Stored data entries
>>>>
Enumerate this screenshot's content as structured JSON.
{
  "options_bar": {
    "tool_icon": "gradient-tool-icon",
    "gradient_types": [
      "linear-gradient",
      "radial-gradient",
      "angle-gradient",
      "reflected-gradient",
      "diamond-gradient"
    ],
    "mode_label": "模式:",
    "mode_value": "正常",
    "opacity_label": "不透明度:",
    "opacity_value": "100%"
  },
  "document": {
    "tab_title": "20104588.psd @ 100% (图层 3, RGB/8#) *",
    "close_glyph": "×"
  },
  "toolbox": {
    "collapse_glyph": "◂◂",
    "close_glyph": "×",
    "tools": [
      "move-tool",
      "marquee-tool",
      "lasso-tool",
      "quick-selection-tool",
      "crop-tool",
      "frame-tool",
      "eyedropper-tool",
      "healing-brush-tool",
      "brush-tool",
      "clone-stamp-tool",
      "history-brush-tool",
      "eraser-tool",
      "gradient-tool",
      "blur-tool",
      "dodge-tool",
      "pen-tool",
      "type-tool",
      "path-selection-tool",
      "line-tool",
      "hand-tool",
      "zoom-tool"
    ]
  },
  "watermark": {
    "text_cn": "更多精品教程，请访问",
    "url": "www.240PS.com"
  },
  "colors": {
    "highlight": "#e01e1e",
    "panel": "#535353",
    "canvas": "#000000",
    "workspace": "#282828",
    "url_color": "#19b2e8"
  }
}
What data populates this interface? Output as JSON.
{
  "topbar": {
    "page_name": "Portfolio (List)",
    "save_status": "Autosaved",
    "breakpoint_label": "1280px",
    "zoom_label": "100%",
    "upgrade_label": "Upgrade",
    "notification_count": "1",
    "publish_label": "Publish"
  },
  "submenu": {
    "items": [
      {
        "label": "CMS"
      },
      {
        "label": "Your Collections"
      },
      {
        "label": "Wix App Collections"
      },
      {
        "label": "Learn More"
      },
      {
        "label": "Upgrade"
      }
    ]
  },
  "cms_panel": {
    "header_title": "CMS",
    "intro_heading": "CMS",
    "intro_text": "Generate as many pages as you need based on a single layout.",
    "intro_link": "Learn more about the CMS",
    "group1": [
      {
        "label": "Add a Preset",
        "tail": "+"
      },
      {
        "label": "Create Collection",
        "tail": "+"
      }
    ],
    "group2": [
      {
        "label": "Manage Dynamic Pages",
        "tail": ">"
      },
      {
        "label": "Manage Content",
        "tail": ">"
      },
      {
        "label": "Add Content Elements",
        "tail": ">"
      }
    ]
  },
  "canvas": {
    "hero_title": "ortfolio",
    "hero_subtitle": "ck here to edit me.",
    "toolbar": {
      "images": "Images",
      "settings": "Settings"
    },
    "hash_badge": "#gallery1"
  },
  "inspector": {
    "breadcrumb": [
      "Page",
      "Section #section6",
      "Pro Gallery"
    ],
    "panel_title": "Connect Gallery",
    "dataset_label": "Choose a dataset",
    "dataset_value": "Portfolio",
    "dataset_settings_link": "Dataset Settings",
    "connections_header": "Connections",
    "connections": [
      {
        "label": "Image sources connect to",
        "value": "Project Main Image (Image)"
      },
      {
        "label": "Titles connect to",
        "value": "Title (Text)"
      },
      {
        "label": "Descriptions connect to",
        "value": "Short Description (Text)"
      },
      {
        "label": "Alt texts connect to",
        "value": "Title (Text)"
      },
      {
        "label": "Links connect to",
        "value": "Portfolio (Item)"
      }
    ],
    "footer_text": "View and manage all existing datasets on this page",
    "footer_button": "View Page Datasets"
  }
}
<<<<
What to produce
Copy the material above, line for line.

Worked solution
Enumerate this screenshot's content as structured JSON.
{
  "options_bar": {
    "tool_icon": "gradient-tool-icon",
    "gradient_types": [
      "linear-gradient",
      "radial-gradient",
      "angle-gradient",
      "reflected-gradient",
      "diamond-gradient"
    ],
    "mode_label": "模式:",
    "mode_value": "正常",
    "opacity_label": "不透明度:",
    "opacity_value": "100%"
  },
  "document": {
    "tab_title": "20104588.psd @ 100% (图层 3, RGB/8#) *",
    "close_glyph": "×"
  },
  "toolbox": {
    "collapse_glyph": "◂◂",
    "close_glyph": "×",
    "tools": [
      "move-tool",
      "marquee-tool",
      "lasso-tool",
      "quick-selection-tool",
      "crop-tool",
      "frame-tool",
      "eyedropper-tool",
      "healing-brush-tool",
      "brush-tool",
      "clone-stamp-tool",
      "history-brush-tool",
      "eraser-tool",
      "gradient-tool",
      "blur-tool",
      "dodge-tool",
      "pen-tool",
      "type-tool",
      "path-selection-tool",
      "line-tool",
      "hand-tool",
      "zoom-tool"
    ]
  },
  "watermark": {
    "text_cn": "更多精品教程，请访问",
    "url": "www.240PS.com"
  },
  "colors": {
    "highlight": "#e01e1e",
    "panel": "#535353",
    "canvas": "#000000",
    "workspace": "#282828",
    "url_color": "#19b2e8"
  }
}
What data populates this interface? Output as JSON.
{
  "topbar": {
    "page_name": "Portfolio (List)",
    "save_status": "Autosaved",
    "breakpoint_label": "1280px",
    "zoom_label": "100%",
    "upgrade_label": "Upgrade",
    "notification_count": "1",
    "publish_label": "Publish"
  },
  "submenu": {
    "items": [
      {
        "label": "CMS"
      },
      {
        "label": "Your Collections"
      },
      {
        "label": "Wix App Collections"
      },
      {
        "label": "Learn More"
      },
      {
        "label": "Upgrade"
      }
    ]
  },
  "cms_panel": {
    "header_title": "CMS",
    "intro_heading": "CMS",
    "intro_text": "Generate as many pages as you need based on a single layout.",
    "intro_link": "Learn more about the CMS",
    "group1": [
      {
        "label": "Add a Preset",
        "tail": "+"
      },
      {
        "label": "Create Collection",
        "tail": "+"
      }
    ],
    "group2": [
      {
        "label": "Manage Dynamic Pages",
        "tail": ">"
      },
      {
        "label": "Manage Content",
        "tail": ">"
      },
      {
        "label": "Add Content Elements",
        "tail": ">"
      }
    ]
  },
  "canvas": {
    "hero_title": "ortfolio",
    "hero_subtitle": "ck here to edit me.",
    "toolbar": {
      "images": "Images",
      "settings": "Settings"
    },
    "hash_badge": "#gallery1"
  },
  "inspector": {
    "breadcrumb": [
      "Page",
      "Section #section6",
      "Pro Gallery"
    ],
    "panel_title": "Connect Gallery",
    "dataset_label": "Choose a dataset",
    "dataset_value": "Portfolio",
    "dataset_settings_link": "Dataset Settings",
    "connections_header": "Connections",
    "connections": [
      {
        "label": "Image sources connect to",
        "value": "Project Main Image (Image)"
      },
      {
        "label": "Titles connect to",
        "value": "Title (Text)"
      },
      {
        "label": "Descriptions connect to",
        "value": "Short Description (Text)"
      },
      {
        "label": "Alt texts connect to",
        "value": "Title (Text)"
      },
      {
        "label": "Links connect to",
        "value": "Portfolio (Item)"
      }
    ],
    "footer_text": "View and manage all existing datasets on this page",
    "footer_button": "View Page Datasets"
  }
}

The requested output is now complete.